◆ Task prompt
Among the lines below, list those containing the string "location".

◆ Data for the task
=-=-=-=-=

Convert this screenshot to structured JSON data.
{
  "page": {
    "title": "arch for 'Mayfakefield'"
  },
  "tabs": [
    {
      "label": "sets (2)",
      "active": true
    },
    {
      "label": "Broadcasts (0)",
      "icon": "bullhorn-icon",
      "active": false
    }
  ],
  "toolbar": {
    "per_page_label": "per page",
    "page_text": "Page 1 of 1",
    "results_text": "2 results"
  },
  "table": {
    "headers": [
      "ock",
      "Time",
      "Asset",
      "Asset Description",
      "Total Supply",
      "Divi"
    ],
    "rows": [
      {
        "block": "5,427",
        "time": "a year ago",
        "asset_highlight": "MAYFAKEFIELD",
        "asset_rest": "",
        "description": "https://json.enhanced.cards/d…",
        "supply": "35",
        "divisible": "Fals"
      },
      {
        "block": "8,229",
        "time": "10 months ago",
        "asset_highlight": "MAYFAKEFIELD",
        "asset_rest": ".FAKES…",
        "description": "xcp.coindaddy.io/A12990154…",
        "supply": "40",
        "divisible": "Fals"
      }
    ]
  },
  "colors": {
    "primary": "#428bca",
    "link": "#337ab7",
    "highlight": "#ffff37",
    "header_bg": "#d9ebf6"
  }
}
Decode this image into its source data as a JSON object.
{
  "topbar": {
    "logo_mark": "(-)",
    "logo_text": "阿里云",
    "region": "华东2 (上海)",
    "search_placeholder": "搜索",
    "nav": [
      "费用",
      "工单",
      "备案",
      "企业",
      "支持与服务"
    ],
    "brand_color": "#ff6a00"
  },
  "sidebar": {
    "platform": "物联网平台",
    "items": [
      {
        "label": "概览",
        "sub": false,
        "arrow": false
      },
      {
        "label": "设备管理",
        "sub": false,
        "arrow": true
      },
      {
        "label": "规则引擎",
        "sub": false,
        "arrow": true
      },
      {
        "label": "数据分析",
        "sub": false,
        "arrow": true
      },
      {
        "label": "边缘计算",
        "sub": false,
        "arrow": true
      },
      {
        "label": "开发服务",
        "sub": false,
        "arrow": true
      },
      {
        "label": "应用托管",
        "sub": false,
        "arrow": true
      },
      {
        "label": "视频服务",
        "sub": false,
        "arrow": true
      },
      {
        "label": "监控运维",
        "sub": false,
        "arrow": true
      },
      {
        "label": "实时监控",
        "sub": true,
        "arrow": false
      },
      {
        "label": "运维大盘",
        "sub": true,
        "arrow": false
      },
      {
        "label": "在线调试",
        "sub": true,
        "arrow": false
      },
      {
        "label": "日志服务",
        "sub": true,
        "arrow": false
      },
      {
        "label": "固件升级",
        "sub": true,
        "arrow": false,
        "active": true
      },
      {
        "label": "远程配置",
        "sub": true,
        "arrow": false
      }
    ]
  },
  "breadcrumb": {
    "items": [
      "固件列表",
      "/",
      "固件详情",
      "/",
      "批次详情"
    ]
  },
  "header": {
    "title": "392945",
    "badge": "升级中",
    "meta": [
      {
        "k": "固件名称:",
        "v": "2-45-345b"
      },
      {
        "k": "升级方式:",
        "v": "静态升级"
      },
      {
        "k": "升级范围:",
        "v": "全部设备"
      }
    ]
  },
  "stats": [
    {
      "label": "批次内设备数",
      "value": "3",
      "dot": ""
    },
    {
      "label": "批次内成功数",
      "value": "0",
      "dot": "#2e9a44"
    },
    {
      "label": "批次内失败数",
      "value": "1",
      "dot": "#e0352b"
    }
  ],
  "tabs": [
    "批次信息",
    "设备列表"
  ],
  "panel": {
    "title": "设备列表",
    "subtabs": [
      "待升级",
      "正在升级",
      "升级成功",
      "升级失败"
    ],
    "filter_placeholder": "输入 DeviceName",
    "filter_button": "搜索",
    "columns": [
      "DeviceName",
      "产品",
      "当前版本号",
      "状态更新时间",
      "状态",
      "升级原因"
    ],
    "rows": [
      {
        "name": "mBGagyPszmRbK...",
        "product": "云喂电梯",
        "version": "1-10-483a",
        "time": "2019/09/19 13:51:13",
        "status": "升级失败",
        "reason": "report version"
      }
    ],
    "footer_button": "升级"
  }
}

=-=-=-=-=

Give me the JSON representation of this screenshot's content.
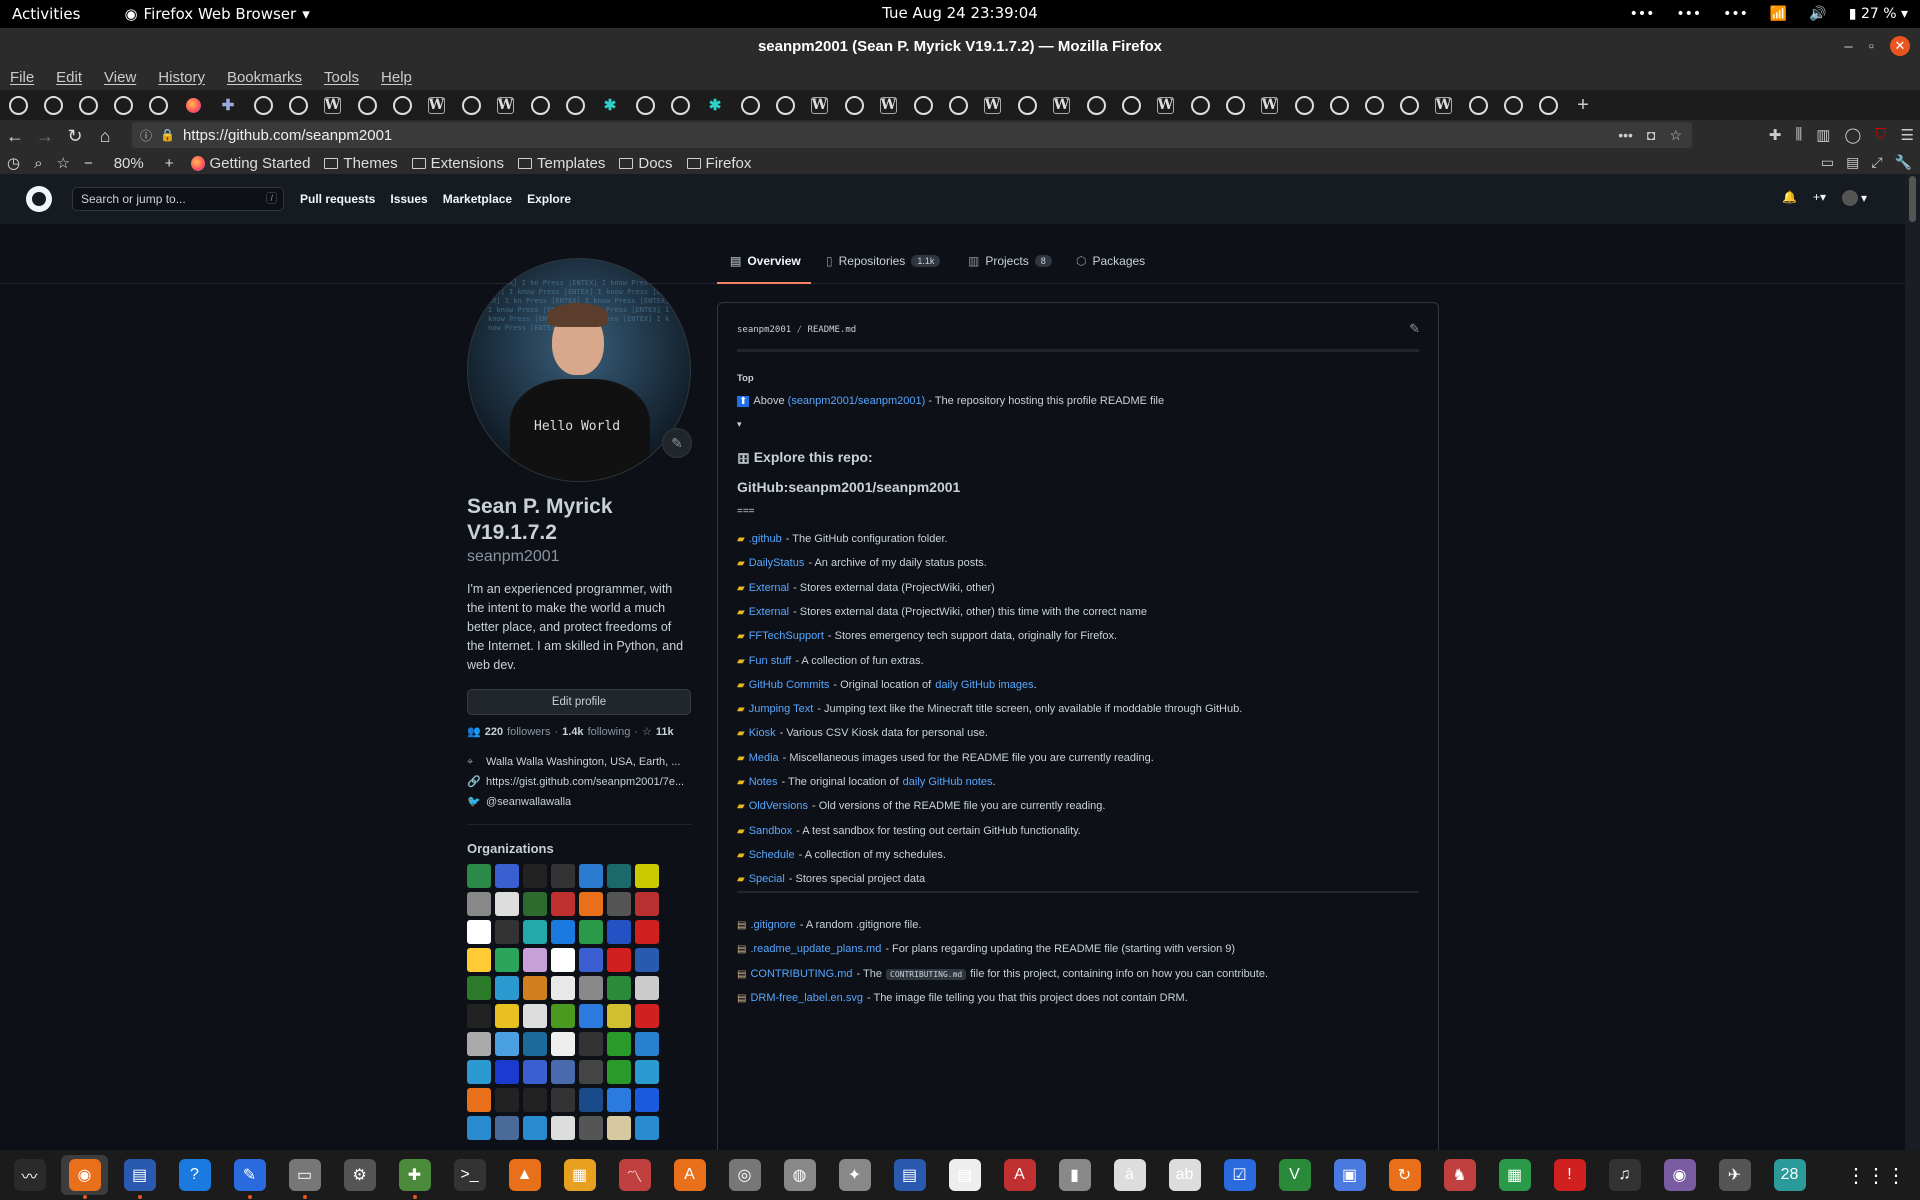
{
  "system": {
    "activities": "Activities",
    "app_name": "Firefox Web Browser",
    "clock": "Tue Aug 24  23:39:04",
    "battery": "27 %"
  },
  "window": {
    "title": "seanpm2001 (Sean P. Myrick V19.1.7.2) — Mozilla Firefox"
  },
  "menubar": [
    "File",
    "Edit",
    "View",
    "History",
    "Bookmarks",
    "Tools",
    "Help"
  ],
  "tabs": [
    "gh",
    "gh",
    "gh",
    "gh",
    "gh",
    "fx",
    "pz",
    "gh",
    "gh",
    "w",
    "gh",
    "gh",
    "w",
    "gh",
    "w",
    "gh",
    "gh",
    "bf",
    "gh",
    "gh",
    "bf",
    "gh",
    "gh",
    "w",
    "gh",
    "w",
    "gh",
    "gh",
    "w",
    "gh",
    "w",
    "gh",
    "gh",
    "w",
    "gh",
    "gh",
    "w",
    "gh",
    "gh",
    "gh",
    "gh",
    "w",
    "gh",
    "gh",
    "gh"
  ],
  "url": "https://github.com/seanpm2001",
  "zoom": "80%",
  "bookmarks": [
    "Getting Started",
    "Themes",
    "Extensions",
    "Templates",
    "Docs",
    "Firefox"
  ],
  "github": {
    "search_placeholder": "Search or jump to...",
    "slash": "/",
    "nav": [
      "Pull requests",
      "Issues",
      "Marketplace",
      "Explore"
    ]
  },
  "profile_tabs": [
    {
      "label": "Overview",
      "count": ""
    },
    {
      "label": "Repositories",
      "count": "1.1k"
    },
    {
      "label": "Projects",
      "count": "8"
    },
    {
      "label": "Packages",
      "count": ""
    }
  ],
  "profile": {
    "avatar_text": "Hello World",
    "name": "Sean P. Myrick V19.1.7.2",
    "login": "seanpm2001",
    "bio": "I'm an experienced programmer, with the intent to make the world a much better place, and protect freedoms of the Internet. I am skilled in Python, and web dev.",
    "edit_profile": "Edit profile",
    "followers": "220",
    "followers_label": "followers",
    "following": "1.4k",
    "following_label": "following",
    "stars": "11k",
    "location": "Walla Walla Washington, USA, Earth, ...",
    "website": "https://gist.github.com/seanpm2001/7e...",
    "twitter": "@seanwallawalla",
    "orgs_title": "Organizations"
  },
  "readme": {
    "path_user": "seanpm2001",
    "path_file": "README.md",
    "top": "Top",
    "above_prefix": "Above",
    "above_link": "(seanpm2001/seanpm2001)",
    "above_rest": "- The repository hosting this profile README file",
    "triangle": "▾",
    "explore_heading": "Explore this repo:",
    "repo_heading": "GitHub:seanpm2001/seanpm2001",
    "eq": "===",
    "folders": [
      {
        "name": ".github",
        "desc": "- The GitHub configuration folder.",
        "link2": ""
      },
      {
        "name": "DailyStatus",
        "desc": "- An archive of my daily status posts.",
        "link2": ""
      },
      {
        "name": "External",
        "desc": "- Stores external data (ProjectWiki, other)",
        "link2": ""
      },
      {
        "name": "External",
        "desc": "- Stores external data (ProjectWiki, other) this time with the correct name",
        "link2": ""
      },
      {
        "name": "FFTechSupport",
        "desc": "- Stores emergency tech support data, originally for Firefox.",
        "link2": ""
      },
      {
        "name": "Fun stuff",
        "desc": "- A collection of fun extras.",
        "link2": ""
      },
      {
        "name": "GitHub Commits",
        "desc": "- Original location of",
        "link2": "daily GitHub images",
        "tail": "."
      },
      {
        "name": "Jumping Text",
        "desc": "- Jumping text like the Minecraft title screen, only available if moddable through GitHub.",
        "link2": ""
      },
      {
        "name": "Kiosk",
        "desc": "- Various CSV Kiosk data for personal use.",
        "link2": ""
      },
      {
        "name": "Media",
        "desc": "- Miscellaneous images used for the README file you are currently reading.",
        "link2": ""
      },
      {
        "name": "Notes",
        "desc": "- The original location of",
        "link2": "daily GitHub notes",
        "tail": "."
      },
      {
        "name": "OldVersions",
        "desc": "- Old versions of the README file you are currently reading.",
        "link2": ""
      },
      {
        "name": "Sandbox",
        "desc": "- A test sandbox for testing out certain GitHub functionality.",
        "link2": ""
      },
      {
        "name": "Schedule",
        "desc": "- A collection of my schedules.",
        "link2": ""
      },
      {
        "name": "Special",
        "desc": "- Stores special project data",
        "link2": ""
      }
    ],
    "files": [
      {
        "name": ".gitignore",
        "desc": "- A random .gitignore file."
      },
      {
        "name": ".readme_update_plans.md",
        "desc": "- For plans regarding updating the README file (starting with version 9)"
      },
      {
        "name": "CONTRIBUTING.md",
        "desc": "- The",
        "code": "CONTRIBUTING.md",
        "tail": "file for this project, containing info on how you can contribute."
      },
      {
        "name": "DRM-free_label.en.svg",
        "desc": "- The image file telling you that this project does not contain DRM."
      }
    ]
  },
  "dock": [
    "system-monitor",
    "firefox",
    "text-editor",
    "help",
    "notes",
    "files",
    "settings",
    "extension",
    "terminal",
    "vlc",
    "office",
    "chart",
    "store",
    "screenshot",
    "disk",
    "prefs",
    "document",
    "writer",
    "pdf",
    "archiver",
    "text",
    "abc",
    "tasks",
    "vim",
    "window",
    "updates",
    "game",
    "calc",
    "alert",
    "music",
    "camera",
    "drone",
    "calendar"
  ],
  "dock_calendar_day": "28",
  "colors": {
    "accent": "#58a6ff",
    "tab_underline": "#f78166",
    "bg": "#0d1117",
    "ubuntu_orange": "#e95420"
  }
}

=-=-=-=-=

◆ Result of this exercise
    "location": "Walla Walla Washington, USA, Earth, ...",
        "desc": "- Original location of",
        "desc": "- The original location of",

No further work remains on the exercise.